[Text section]:
Definition of Combinatorial Counting

We all have studied some basic Combinatorial Counting in primary , middle or high school. But now I still want to tell you the definition of Combinatorial Counting.

The Combinatorial Counting is a old things in math. Know we will get many branch in math that have some correlation with Combinatorial Counting.

I think the Combinatorial Counting is a way to discuss the method to calculate a combo of set. We all know we have such as problem in primary :

Problem :

We have a string and the length of it is 4 . For every $i\ (1\le i \le 4)$ , the $i$-$\tt th$ character in string is a little case letter from a to z .

The Answer of this problem is self-evident. Each character have $26$ choice and we have four character. So we can accord to Multiplication get the answer is $26^4$ .

In this example, we found basically kind of Combinatorial Counting : Multiplication , also the Addition principle .

Basic Form of Combinatorial Counting

We have a lot of ways to Mapping some information. Like the example we provided, you can think that it is a mapping from the index of string and the little case letter. The common Mapping have three types : injection, surjective and bijection. I will introduce them one by one after I tell you some basic concepts.

Basic Concepts

I have already said, I think the Combinatorial Counting is the number of methods for combining sets. Set is a easy concepts in high-school.

Definition

In mathematics, a set is defined as a collection of distinct, well-defined objects forming a group. There can be any number of items, be it a collection of whole numbers, months of a year, types of birds, and so on. Each item in the set is known as an element of the set. We use curly brackets while writing a set.

E.G.

We can consider a example of set : $A = \{0,1,2,3,4\}$

But, what is the “well-defined” means? We can make a set and the element in it can be : all the odd from $1$ to $n$ , all the number can divisible by 3, $\tt etc$. But we cannot make a set with the brave student in our class, ‘Brave’ is not a definite standard, so set cannot have such as elements. This is the “well-defined” means that we mentioned.

Symbol

More common symbol we all have studied in High-school, like $\in\ \notin\ \subset \ \subseteq\ \dots$ But now, we have a new symbol to represent the size of the set :

For a set $A$ , we can use $|A|$ to represent the size of the set.
We also can use #$A$ to represent the size of the set, it have same meaning with $|A|$ .

In order to made our writing more convenient, we have a simple symbol to represent a special type of set :

$[n]$ this symbol means we have a set and the elements in it is from $1$ to $n$ . You also can write it by $\{a | a \in \operatorname N^\ast , a\le n\}$ , it is the descriptive approach we have studied in High-school.

E.G.

$\Big|[n]\Big| = n$

Mapping

Mapping is a way to map something to something, you can consider it is a function from a set to another set. We have a basic proposition for Mapping :

Prop. 1

Let $X,Y$ be two set with $|X| = n, |Y| = m$ , the total number to mapping set $X$ to $Y$ ( different elements in $X$ can map same elements in $Y$ , yes, it is a basic Mapping ) $\operatorname F(X) \rightarrow Y$ is $|Y|^{|X|} = m^n$ .

[Given request a]: Duplicate everything from "In mathematics, a" down to "that we mentioned." in the combinatorial counting text.

[Material for this task]:

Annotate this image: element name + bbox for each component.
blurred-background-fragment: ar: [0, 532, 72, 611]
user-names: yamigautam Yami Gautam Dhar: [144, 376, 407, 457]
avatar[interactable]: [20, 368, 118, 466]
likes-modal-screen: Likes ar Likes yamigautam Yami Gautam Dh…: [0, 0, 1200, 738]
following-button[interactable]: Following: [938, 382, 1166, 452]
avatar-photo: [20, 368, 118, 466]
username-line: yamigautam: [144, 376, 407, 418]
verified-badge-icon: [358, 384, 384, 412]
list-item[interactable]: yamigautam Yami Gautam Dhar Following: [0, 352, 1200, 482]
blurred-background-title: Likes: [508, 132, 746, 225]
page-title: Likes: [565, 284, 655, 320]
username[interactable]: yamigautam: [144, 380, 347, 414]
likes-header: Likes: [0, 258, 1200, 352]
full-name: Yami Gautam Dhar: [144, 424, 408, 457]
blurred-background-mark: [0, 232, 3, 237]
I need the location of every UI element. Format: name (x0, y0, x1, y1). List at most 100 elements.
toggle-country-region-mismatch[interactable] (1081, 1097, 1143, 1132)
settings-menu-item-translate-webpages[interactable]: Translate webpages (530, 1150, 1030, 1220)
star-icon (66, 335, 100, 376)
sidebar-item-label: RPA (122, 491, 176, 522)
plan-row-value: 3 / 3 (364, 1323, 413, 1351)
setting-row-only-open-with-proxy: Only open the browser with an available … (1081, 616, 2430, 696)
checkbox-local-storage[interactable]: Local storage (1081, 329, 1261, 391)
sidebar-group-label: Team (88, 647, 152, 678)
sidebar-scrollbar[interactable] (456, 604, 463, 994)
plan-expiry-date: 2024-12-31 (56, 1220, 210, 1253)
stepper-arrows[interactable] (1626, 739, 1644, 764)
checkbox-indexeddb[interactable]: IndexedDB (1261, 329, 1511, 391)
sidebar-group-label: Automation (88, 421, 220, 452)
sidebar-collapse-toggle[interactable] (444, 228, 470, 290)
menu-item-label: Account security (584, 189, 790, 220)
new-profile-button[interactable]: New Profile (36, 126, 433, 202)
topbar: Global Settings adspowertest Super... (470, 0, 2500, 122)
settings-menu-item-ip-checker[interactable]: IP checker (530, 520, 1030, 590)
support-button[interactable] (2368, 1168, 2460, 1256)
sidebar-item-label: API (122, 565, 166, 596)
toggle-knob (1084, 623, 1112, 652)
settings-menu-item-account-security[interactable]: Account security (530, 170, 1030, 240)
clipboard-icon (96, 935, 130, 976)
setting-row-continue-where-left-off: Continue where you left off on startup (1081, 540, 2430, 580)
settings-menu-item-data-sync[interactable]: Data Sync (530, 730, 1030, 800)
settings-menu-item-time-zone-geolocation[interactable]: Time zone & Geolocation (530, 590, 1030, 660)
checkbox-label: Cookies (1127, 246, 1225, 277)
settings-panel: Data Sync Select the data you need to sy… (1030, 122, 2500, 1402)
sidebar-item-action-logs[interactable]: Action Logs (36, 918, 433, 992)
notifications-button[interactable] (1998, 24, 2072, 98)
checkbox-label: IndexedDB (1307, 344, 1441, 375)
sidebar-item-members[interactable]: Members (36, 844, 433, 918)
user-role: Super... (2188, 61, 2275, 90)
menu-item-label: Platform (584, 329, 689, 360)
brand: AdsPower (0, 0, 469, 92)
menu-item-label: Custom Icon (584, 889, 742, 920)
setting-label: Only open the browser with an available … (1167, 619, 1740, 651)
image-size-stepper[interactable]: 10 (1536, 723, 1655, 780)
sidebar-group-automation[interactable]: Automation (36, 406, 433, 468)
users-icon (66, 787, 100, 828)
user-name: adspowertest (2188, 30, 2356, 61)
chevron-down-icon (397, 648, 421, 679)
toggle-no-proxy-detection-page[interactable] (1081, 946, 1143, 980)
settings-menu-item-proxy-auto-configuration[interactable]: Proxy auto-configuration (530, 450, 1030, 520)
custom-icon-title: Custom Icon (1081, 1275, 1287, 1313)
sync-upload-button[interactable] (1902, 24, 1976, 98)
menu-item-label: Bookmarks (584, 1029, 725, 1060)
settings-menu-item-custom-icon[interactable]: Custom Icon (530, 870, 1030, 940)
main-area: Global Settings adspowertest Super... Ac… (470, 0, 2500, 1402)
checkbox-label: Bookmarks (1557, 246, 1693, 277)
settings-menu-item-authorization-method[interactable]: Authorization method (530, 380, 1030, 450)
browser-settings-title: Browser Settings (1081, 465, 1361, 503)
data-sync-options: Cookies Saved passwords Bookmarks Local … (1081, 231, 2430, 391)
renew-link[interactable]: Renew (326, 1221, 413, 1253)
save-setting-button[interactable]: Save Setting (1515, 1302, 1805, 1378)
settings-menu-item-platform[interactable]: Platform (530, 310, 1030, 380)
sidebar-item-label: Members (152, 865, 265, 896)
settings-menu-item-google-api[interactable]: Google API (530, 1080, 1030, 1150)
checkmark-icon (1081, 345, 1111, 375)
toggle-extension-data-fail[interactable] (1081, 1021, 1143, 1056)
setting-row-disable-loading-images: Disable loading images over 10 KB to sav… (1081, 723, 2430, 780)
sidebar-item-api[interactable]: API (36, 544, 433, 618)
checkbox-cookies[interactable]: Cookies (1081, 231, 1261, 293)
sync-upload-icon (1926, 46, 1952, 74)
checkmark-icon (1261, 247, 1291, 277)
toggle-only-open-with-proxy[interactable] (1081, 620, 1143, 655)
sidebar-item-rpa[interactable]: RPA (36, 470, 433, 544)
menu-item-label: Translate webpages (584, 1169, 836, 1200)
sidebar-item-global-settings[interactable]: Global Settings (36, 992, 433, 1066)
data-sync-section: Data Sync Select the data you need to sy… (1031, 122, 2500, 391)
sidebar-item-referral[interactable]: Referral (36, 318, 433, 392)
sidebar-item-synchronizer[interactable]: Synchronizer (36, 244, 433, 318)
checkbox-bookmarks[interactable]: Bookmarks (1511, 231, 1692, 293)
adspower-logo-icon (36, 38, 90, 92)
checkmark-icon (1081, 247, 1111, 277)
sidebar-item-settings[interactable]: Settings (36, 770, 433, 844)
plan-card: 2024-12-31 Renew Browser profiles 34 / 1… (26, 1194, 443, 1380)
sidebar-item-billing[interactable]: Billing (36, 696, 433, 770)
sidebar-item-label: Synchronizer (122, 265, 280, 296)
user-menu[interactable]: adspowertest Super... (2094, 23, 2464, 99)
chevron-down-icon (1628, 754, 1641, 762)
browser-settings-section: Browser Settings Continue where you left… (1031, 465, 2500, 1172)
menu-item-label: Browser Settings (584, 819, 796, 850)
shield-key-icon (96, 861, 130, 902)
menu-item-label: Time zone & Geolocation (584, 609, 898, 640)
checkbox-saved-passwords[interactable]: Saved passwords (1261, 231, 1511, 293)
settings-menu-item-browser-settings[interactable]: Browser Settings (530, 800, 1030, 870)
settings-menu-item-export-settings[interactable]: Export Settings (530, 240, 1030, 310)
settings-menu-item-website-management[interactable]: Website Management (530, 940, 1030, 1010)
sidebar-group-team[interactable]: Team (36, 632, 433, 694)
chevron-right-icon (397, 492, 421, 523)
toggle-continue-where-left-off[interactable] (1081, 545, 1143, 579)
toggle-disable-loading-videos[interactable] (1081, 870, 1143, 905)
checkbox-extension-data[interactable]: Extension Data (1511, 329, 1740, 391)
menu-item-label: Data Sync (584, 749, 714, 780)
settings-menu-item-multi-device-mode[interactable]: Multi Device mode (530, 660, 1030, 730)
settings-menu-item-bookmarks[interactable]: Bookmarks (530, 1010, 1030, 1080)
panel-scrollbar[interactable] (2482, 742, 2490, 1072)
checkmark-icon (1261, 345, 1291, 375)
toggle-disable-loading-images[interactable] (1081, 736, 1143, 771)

[Given request b]: Express everything from the start of the entries down to the line containing "blurred-background-title: Likes: [508, 132, 746, 225]" as a JSON list of strings, one string per line, leaving out blank lines.

[Expected output a]:
In mathematics, a set is defined as a collection of distinct, well-defined objects forming a group. There can be any number of items, be it a collection of whole numbers, months of a year, types of birds, and so on. Each item in the set is known as an element of the set. We use curly brackets while writing a set.

E.G.

We can consider a example of set : $A = \{0,1,2,3,4\}$

But, what is the “well-defined” means? We can make a set and the element in it can be : all the odd from $1$ to $n$ , all the number can divisible by 3, $\tt etc$. But we cannot make a set with the brave student in our class, ‘Brave’ is not a definite standard, so set cannot have such as elements. This is the “well-defined” means that we mentioned.

[Expected output b]:
[
  "Annotate this image: element name + bbox for each component.",
  "blurred-background-fragment: ar: [0, 532, 72, 611]",
  "user-names: yamigautam Yami Gautam Dhar: [144, 376, 407, 457]",
  "avatar[interactable]: [20, 368, 118, 466]",
  "likes-modal-screen: Likes ar Likes yamigautam Yami Gautam Dh…: [0, 0, 1200, 738]",
  "following-button[interactable]: Following: [938, 382, 1166, 452]",
  "avatar-photo: [20, 368, 118, 466]",
  "username-line: yamigautam: [144, 376, 407, 418]",
  "verified-badge-icon: [358, 384, 384, 412]",
  "list-item[interactable]: yamigautam Yami Gautam Dhar Following: [0, 352, 1200, 482]",
  "blurred-background-title: Likes: [508, 132, 746, 225]"
]